(WHAT TO PRODUCE):
Please return the full listing below without altering anything.

(RECORD SET):
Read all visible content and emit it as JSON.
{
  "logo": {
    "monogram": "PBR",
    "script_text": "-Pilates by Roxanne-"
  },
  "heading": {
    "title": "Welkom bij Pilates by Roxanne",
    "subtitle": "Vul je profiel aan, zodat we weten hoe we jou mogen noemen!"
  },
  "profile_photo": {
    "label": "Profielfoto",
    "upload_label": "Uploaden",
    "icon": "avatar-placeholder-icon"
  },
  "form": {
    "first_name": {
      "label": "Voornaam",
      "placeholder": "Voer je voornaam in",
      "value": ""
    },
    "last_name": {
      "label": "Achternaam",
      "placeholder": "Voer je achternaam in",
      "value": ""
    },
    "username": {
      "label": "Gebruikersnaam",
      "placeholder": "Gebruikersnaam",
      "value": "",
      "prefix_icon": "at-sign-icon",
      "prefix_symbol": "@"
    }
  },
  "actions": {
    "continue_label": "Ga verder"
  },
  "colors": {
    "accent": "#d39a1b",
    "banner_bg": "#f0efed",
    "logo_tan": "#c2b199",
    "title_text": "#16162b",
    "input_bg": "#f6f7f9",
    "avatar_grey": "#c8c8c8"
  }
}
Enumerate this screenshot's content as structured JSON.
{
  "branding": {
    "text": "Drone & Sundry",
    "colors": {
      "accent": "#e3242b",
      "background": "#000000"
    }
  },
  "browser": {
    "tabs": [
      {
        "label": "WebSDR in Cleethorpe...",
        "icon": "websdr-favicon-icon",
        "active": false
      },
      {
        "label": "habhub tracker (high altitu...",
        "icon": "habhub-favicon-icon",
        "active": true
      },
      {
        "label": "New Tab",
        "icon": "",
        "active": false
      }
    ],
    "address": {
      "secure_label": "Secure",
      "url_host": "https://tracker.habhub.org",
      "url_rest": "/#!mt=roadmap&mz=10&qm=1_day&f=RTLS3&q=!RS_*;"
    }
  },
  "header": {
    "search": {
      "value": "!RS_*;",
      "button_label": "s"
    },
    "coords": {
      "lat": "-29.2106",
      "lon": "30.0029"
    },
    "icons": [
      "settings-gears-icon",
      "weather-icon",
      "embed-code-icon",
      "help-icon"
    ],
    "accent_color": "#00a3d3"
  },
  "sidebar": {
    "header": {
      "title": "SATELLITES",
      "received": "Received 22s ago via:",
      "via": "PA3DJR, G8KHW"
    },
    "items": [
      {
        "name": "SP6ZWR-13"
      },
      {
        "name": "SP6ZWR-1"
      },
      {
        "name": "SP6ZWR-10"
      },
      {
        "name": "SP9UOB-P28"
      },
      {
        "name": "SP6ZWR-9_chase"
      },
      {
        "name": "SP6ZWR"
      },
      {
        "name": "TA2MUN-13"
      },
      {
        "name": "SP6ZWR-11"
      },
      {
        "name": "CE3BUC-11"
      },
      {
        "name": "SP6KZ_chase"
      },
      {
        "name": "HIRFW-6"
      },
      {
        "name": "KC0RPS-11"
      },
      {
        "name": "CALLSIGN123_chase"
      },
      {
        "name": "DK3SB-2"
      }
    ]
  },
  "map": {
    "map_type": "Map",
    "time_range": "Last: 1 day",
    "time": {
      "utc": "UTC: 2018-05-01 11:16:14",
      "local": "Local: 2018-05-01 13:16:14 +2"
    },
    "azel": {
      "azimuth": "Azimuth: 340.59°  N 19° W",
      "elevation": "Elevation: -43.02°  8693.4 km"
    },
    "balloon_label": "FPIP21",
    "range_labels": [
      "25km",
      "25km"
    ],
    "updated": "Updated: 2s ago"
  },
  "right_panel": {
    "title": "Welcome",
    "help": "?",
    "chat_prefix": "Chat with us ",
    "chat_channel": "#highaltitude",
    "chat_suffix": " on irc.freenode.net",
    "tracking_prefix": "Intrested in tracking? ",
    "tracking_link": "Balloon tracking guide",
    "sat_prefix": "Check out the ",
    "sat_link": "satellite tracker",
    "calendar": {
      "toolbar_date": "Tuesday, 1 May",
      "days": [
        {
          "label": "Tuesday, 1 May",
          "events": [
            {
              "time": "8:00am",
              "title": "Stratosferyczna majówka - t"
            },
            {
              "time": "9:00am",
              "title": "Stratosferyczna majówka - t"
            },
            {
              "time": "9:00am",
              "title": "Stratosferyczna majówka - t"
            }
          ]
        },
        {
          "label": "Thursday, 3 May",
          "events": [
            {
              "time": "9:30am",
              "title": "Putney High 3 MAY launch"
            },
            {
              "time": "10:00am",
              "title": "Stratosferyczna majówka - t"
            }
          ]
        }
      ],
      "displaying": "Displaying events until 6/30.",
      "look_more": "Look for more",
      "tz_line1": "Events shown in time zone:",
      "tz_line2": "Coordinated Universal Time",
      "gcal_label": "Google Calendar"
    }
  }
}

(WRITTEN ANSWER):
Read all visible content and emit it as JSON.
{
  "logo": {
    "monogram": "PBR",
    "script_text": "-Pilates by Roxanne-"
  },
  "heading": {
    "title": "Welkom bij Pilates by Roxanne",
    "subtitle": "Vul je profiel aan, zodat we weten hoe we jou mogen noemen!"
  },
  "profile_photo": {
    "label": "Profielfoto",
    "upload_label": "Uploaden",
    "icon": "avatar-placeholder-icon"
  },
  "form": {
    "first_name": {
      "label": "Voornaam",
      "placeholder": "Voer je voornaam in",
      "value": ""
    },
    "last_name": {
      "label": "Achternaam",
      "placeholder": "Voer je achternaam in",
      "value": ""
    },
    "username": {
      "label": "Gebruikersnaam",
      "placeholder": "Gebruikersnaam",
      "value": "",
      "prefix_icon": "at-sign-icon",
      "prefix_symbol": "@"
    }
  },
  "actions": {
    "continue_label": "Ga verder"
  },
  "colors": {
    "accent": "#d39a1b",
    "banner_bg": "#f0efed",
    "logo_tan": "#c2b199",
    "title_text": "#16162b",
    "input_bg": "#f6f7f9",
    "avatar_grey": "#c8c8c8"
  }
}
Enumerate this screenshot's content as structured JSON.
{
  "branding": {
    "text": "Drone & Sundry",
    "colors": {
      "accent": "#e3242b",
      "background": "#000000"
    }
  },
  "browser": {
    "tabs": [
      {
        "label": "WebSDR in Cleethorpe...",
        "icon": "websdr-favicon-icon",
        "active": false
      },
      {
        "label": "habhub tracker (high altitu...",
        "icon": "habhub-favicon-icon",
        "active": true
      },
      {
        "label": "New Tab",
        "icon": "",
        "active": false
      }
    ],
    "address": {
      "secure_label": "Secure",
      "url_host": "https://tracker.habhub.org",
      "url_rest": "/#!mt=roadmap&mz=10&qm=1_day&f=RTLS3&q=!RS_*;"
    }
  },
  "header": {
    "search": {
      "value": "!RS_*;",
      "button_label": "s"
    },
    "coords": {
      "lat": "-29.2106",
      "lon": "30.0029"
    },
    "icons": [
      "settings-gears-icon",
      "weather-icon",
      "embed-code-icon",
      "help-icon"
    ],
    "accent_color": "#00a3d3"
  },
  "sidebar": {
    "header": {
      "title": "SATELLITES",
      "received": "Received 22s ago via:",
      "via": "PA3DJR, G8KHW"
    },
    "items": [
      {
        "name": "SP6ZWR-13"
      },
      {
        "name": "SP6ZWR-1"
      },
      {
        "name": "SP6ZWR-10"
      },
      {
        "name": "SP9UOB-P28"
      },
      {
        "name": "SP6ZWR-9_chase"
      },
      {
        "name": "SP6ZWR"
      },
      {
        "name": "TA2MUN-13"
      },
      {
        "name": "SP6ZWR-11"
      },
      {
        "name": "CE3BUC-11"
      },
      {
        "name": "SP6KZ_chase"
      },
      {
        "name": "HIRFW-6"
      },
      {
        "name": "KC0RPS-11"
      },
      {
        "name": "CALLSIGN123_chase"
      },
      {
        "name": "DK3SB-2"
      }
    ]
  },
  "map": {
    "map_type": "Map",
    "time_range": "Last: 1 day",
    "time": {
      "utc": "UTC: 2018-05-01 11:16:14",
      "local": "Local: 2018-05-01 13:16:14 +2"
    },
    "azel": {
      "azimuth": "Azimuth: 340.59°  N 19° W",
      "elevation": "Elevation: -43.02°  8693.4 km"
    },
    "balloon_label": "FPIP21",
    "range_labels": [
      "25km",
      "25km"
    ],
    "updated": "Updated: 2s ago"
  },
  "right_panel": {
    "title": "Welcome",
    "help": "?",
    "chat_prefix": "Chat with us ",
    "chat_channel": "#highaltitude",
    "chat_suffix": " on irc.freenode.net",
    "tracking_prefix": "Intrested in tracking? ",
    "tracking_link": "Balloon tracking guide",
    "sat_prefix": "Check out the ",
    "sat_link": "satellite tracker",
    "calendar": {
      "toolbar_date": "Tuesday, 1 May",
      "days": [
        {
          "label": "Tuesday, 1 May",
          "events": [
            {
              "time": "8:00am",
              "title": "Stratosferyczna majówka - t"
            },
            {
              "time": "9:00am",
              "title": "Stratosferyczna majówka - t"
            },
            {
              "time": "9:00am",
              "title": "Stratosferyczna majówka - t"
            }
          ]
        },
        {
          "label": "Thursday, 3 May",
          "events": [
            {
              "time": "9:30am",
              "title": "Putney High 3 MAY launch"
            },
            {
              "time": "10:00am",
              "title": "Stratosferyczna majówka - t"
            }
          ]
        }
      ],
      "displaying": "Displaying events until 6/30.",
      "look_more": "Look for more",
      "tz_line1": "Events shown in time zone:",
      "tz_line2": "Coordinated Universal Time",
      "gcal_label": "Google Calendar"
    }
  }
}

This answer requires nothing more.